**Data in this exercise:**

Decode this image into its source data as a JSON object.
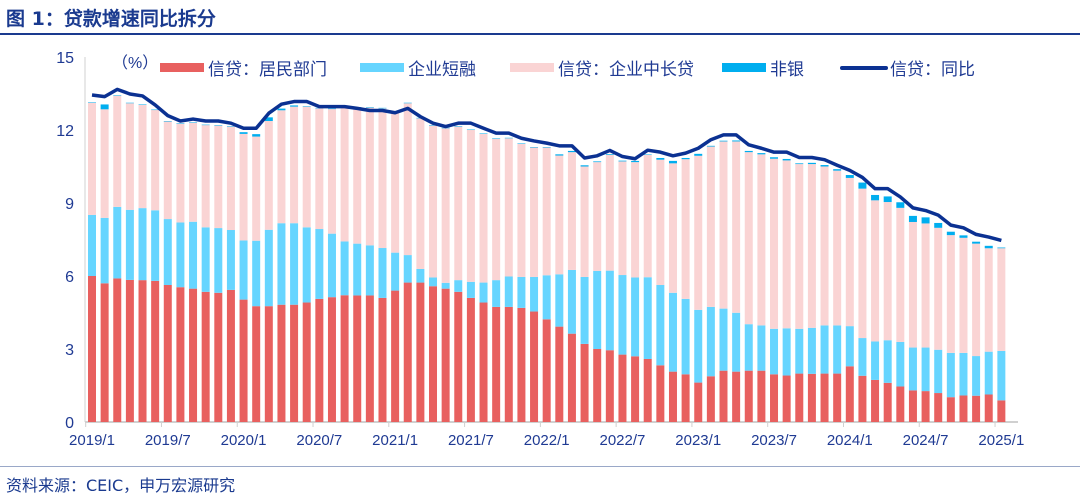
{
  "title": "图 1：贷款增速同比拆分",
  "source": "资料来源：CEIC，申万宏源研究",
  "chart_data": {
    "type": "bar",
    "stacked": true,
    "unit_label": "（%）",
    "ylim": [
      0,
      15
    ],
    "yticks": [
      0,
      3,
      6,
      9,
      12,
      15
    ],
    "grid": false,
    "legend_placement": "top",
    "x_tick_labels": [
      "2019/1",
      "2019/7",
      "2020/1",
      "2020/7",
      "2021/1",
      "2021/7",
      "2022/1",
      "2022/7",
      "2023/1",
      "2023/7",
      "2024/1",
      "2024/7",
      "2025/1"
    ],
    "categories": [
      "2019/1",
      "2019/2",
      "2019/3",
      "2019/4",
      "2019/5",
      "2019/6",
      "2019/7",
      "2019/8",
      "2019/9",
      "2019/10",
      "2019/11",
      "2019/12",
      "2020/1",
      "2020/2",
      "2020/3",
      "2020/4",
      "2020/5",
      "2020/6",
      "2020/7",
      "2020/8",
      "2020/9",
      "2020/10",
      "2020/11",
      "2020/12",
      "2021/1",
      "2021/2",
      "2021/3",
      "2021/4",
      "2021/5",
      "2021/6",
      "2021/7",
      "2021/8",
      "2021/9",
      "2021/10",
      "2021/11",
      "2021/12",
      "2022/1",
      "2022/2",
      "2022/3",
      "2022/4",
      "2022/5",
      "2022/6",
      "2022/7",
      "2022/8",
      "2022/9",
      "2022/10",
      "2022/11",
      "2022/12",
      "2023/1",
      "2023/2",
      "2023/3",
      "2023/4",
      "2023/5",
      "2023/6",
      "2023/7",
      "2023/8",
      "2023/9",
      "2023/10",
      "2023/11",
      "2023/12",
      "2024/1",
      "2024/2",
      "2024/3",
      "2024/4",
      "2024/5",
      "2024/6",
      "2024/7",
      "2024/8",
      "2024/9",
      "2024/10",
      "2024/11",
      "2024/12",
      "2025/1"
    ],
    "series": [
      {
        "name": "信贷：居民部门",
        "kind": "bar",
        "color": "#e8605f",
        "values": [
          6.0,
          5.7,
          5.9,
          5.84,
          5.83,
          5.8,
          5.63,
          5.54,
          5.48,
          5.35,
          5.31,
          5.43,
          5.03,
          4.76,
          4.76,
          4.82,
          4.82,
          4.91,
          5.06,
          5.13,
          5.21,
          5.2,
          5.2,
          5.1,
          5.4,
          5.73,
          5.73,
          5.58,
          5.48,
          5.35,
          5.1,
          4.91,
          4.73,
          4.73,
          4.69,
          4.54,
          4.22,
          3.92,
          3.63,
          3.21,
          3.0,
          2.95,
          2.77,
          2.7,
          2.59,
          2.33,
          2.07,
          1.96,
          1.62,
          1.88,
          2.11,
          2.07,
          2.11,
          2.11,
          1.96,
          1.91,
          1.99,
          1.98,
          1.99,
          1.99,
          2.29,
          1.9,
          1.73,
          1.61,
          1.46,
          1.3,
          1.27,
          1.19,
          1.02,
          1.09,
          1.08,
          1.13,
          0.89
        ]
      },
      {
        "name": "企业短融",
        "kind": "bar",
        "color": "#66d5ff",
        "values": [
          2.51,
          2.69,
          2.94,
          2.88,
          2.96,
          2.9,
          2.71,
          2.66,
          2.75,
          2.65,
          2.66,
          2.46,
          2.43,
          2.69,
          3.14,
          3.35,
          3.35,
          3.09,
          2.87,
          2.61,
          2.21,
          2.13,
          2.06,
          2.05,
          1.56,
          1.13,
          0.56,
          0.36,
          0.24,
          0.48,
          0.66,
          0.82,
          1.1,
          1.25,
          1.27,
          1.42,
          1.81,
          2.15,
          2.62,
          2.75,
          3.21,
          3.27,
          3.27,
          3.24,
          3.36,
          3.3,
          3.24,
          3.1,
          2.99,
          2.85,
          2.55,
          2.42,
          1.91,
          1.86,
          1.87,
          1.94,
          1.84,
          1.89,
          1.98,
          1.98,
          1.65,
          1.55,
          1.58,
          1.75,
          1.83,
          1.76,
          1.79,
          1.78,
          1.82,
          1.75,
          1.63,
          1.76,
          2.03
        ]
      },
      {
        "name": "信贷：企业中长贷",
        "kind": "bar",
        "color": "#fad4d4",
        "values": [
          4.61,
          4.46,
          4.57,
          4.38,
          4.24,
          4.12,
          4.01,
          4.06,
          4.07,
          4.2,
          4.21,
          4.25,
          4.38,
          4.28,
          4.47,
          4.64,
          4.79,
          4.96,
          4.96,
          5.12,
          5.5,
          5.59,
          5.66,
          5.74,
          5.79,
          6.24,
          6.19,
          6.24,
          6.35,
          6.31,
          6.24,
          6.11,
          5.81,
          5.68,
          5.47,
          5.32,
          5.25,
          4.88,
          4.84,
          4.54,
          4.47,
          4.76,
          4.67,
          4.74,
          5.03,
          5.15,
          5.32,
          5.74,
          6.33,
          6.59,
          6.87,
          7.04,
          7.07,
          7.03,
          6.99,
          6.9,
          6.77,
          6.73,
          6.53,
          6.36,
          6.09,
          6.14,
          5.8,
          5.68,
          5.51,
          5.16,
          5.1,
          5.01,
          4.84,
          4.73,
          4.62,
          4.25,
          4.22
        ]
      },
      {
        "name": "非银",
        "kind": "bar",
        "color": "#00aeef",
        "values": [
          0.02,
          0.2,
          0.02,
          0.02,
          0.02,
          0.02,
          0.02,
          0.02,
          0.02,
          0.02,
          0.02,
          0.02,
          0.07,
          0.1,
          0.15,
          0.07,
          0.05,
          0.02,
          0.02,
          0.02,
          0.02,
          0.02,
          0.02,
          0.02,
          0.02,
          0.02,
          0.02,
          0.02,
          0.02,
          0.02,
          0.02,
          0.02,
          0.02,
          0.02,
          0.02,
          0.02,
          0.02,
          0.05,
          0.05,
          0.05,
          0.03,
          0.03,
          0.03,
          0.05,
          0.02,
          0.07,
          0.1,
          0.05,
          0.08,
          0.03,
          0.03,
          0.04,
          0.05,
          0.05,
          0.06,
          0.06,
          0.03,
          0.05,
          0.06,
          0.06,
          0.12,
          0.25,
          0.22,
          0.23,
          0.23,
          0.25,
          0.25,
          0.2,
          0.14,
          0.1,
          0.08,
          0.1,
          0.03
        ]
      },
      {
        "name": "信贷：同比",
        "kind": "line",
        "color": "#0b3192",
        "values": [
          13.44,
          13.37,
          13.67,
          13.48,
          13.4,
          13.03,
          12.59,
          12.37,
          12.45,
          12.37,
          12.37,
          12.28,
          12.07,
          12.07,
          12.69,
          13.06,
          13.17,
          13.17,
          12.96,
          12.96,
          12.96,
          12.89,
          12.8,
          12.8,
          12.71,
          12.89,
          12.55,
          12.28,
          12.14,
          12.28,
          12.28,
          12.07,
          11.87,
          11.87,
          11.66,
          11.55,
          11.46,
          11.35,
          11.35,
          10.85,
          10.94,
          11.16,
          10.91,
          10.82,
          11.17,
          11.09,
          10.94,
          11.05,
          11.25,
          11.6,
          11.8,
          11.8,
          11.39,
          11.25,
          11.09,
          11.09,
          10.87,
          10.87,
          10.78,
          10.55,
          10.34,
          10.05,
          9.59,
          9.59,
          9.25,
          8.8,
          8.69,
          8.5,
          8.09,
          7.98,
          7.71,
          7.6,
          7.46
        ]
      }
    ]
  }
}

**Goal:** Copy out each line in the preceding records that contains "source".

**Solution below:**
Decode this image into its source data as a JSON object.
  "source": "资料来源：CEIC，申万宏源研究",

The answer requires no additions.